:: Directions ::
**A)** From the passage on dogs in Vienna, list every dog breed it names as a favorite of the city's upscale districts.
**B)** Resume the passage on dogs in Vienna, starting right after its final sentence.

** start Document excerpt **

There is a single dog per 40 inhabitants (25 dogs/1,000 people) which is the average in Vienna.

Lessons Learned¶

Dogs in Vienna¶

Based on the data available we were able to provide comprehensive answers to the set of research questions proposed in the introduction.

The dogs are distributed propotional to the number of people across the districts.
However, some districts seem to have fewer dogs than expected (5th and 15th) and some more (21th and 22th), which points to other factors that may influence the decision to acquire a dog pet, such as availability of dog playgrounds in the area or ability to sustain the dog, i.e. income of the owner.
Labradors, Toy-Pudels, Schnauzer, Parson-Russell Terriers, Weimaraner, Flat Coated Retrievers, Magyar Vizsla and West Highland White Terriers are the favorites of the upscale districts in Vienna. This may correlate with the dog prices as well.
Leopoldstadt is a big relatively poor district with an adequate proportion of dogs. Statistics on population and average income provides us additional insights into the situation in our neighborhouds, which may be useful for other types of analysis as well.

** end Document excerpt **
** start Records supplied **

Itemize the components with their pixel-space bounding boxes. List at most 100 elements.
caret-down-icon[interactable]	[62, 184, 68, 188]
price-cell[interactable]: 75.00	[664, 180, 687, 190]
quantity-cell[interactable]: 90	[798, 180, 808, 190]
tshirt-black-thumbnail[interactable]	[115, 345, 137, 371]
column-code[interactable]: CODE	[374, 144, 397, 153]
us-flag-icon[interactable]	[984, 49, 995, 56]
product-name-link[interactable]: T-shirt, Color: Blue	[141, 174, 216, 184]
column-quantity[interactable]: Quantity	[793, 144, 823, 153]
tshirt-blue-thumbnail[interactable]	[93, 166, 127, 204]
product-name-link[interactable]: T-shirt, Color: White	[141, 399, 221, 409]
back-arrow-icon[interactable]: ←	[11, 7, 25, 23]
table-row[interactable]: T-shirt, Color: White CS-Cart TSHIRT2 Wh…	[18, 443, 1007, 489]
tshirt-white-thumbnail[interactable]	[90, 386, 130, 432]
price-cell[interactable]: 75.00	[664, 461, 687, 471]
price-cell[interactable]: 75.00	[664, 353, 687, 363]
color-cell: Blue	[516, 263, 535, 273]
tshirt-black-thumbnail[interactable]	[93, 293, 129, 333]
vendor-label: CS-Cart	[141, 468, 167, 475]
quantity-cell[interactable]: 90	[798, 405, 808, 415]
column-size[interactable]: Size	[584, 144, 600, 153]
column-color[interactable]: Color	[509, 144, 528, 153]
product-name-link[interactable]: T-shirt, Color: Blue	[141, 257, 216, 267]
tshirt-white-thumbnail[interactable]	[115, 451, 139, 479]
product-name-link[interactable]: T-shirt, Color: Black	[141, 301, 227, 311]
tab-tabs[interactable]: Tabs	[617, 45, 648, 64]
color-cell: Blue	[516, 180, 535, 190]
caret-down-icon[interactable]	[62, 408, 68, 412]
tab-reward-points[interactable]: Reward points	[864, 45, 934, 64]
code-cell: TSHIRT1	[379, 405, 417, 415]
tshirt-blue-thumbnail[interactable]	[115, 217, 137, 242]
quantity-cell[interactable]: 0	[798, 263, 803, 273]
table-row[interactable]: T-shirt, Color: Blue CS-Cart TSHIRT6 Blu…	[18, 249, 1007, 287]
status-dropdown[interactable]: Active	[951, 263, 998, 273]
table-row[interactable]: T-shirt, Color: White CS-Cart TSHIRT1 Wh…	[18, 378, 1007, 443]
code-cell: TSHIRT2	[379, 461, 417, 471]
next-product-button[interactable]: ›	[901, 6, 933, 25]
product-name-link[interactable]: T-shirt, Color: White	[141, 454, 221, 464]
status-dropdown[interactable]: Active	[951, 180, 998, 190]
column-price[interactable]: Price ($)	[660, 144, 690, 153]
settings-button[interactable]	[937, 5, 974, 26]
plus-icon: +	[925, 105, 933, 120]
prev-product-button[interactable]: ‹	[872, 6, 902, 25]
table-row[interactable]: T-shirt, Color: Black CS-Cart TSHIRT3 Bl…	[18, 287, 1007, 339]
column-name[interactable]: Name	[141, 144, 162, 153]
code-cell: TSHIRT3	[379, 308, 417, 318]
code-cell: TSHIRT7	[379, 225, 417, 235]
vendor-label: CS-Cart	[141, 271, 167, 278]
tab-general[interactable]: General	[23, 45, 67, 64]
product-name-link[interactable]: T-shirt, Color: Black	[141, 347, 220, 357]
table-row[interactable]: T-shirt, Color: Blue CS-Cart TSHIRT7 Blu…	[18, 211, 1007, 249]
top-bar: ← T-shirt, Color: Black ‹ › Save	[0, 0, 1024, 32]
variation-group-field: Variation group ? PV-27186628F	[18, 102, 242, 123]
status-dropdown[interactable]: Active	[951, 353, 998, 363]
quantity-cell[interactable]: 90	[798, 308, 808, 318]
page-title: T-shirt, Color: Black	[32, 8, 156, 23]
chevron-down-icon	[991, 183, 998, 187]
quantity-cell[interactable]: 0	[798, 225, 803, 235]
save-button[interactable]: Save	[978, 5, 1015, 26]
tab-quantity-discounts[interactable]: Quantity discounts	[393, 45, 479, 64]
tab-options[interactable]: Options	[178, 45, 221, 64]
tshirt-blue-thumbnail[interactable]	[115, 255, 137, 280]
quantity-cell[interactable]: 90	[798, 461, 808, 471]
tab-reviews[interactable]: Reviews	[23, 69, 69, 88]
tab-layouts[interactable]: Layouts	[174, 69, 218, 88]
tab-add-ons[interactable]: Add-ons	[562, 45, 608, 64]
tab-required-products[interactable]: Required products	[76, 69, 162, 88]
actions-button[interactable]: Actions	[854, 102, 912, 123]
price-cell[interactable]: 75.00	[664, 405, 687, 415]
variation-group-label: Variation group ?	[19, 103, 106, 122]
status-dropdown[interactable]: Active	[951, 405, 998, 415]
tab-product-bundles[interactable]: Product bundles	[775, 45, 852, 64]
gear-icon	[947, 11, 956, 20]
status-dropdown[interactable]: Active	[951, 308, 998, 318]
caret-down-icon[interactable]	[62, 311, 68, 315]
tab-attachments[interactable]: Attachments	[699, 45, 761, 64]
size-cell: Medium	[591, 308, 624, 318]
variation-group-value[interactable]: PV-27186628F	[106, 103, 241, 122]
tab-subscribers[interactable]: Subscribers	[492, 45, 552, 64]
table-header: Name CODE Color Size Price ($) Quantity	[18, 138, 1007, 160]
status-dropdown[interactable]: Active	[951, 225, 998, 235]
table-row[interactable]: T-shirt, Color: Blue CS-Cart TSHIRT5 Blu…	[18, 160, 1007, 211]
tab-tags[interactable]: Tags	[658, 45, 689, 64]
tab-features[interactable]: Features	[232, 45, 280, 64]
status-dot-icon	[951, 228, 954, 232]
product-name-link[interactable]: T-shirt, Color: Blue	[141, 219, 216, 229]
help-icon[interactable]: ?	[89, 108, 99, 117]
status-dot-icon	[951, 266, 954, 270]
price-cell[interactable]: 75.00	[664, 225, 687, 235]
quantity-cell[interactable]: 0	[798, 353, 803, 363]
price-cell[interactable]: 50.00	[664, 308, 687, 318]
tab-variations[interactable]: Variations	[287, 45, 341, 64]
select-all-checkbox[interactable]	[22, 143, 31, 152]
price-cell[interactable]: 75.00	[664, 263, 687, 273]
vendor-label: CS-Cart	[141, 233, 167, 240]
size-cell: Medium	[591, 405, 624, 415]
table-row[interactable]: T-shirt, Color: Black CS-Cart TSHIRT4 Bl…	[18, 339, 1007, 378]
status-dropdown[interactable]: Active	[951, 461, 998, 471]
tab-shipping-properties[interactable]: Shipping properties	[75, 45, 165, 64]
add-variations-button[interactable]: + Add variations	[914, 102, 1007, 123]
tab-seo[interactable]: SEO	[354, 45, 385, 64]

** end Records supplied **

:: Results of the tasks ::
**A)** Labradors, Toy-Pudels, Schnauzer, Parson-Russell Terriers, Weimaraner, Flat Coated Retrievers, Magyar Vizsla, West Highland White Terriers

**B)**
Open Data Quality¶

1. Descriptions do not provide enough information on what kind of data the dataset contains, e.g. the date span in our example.
2. Formatting is consistent for the same publisher, which is the good news. Especially if it is a big publisher with many datasets, such as governmental agency.

Process¶

1. Find datasets, e.g. CSV files from open data portals
2. Refine: identify column separator, thousands separator, rows to skip, string encoding, etc.
3. Aggregate: group by different attributes, e.g. district or type, and sum up the counts.
4. Join datasets on the common key, e.g. district code identifier.
5. Check correlation between the columns.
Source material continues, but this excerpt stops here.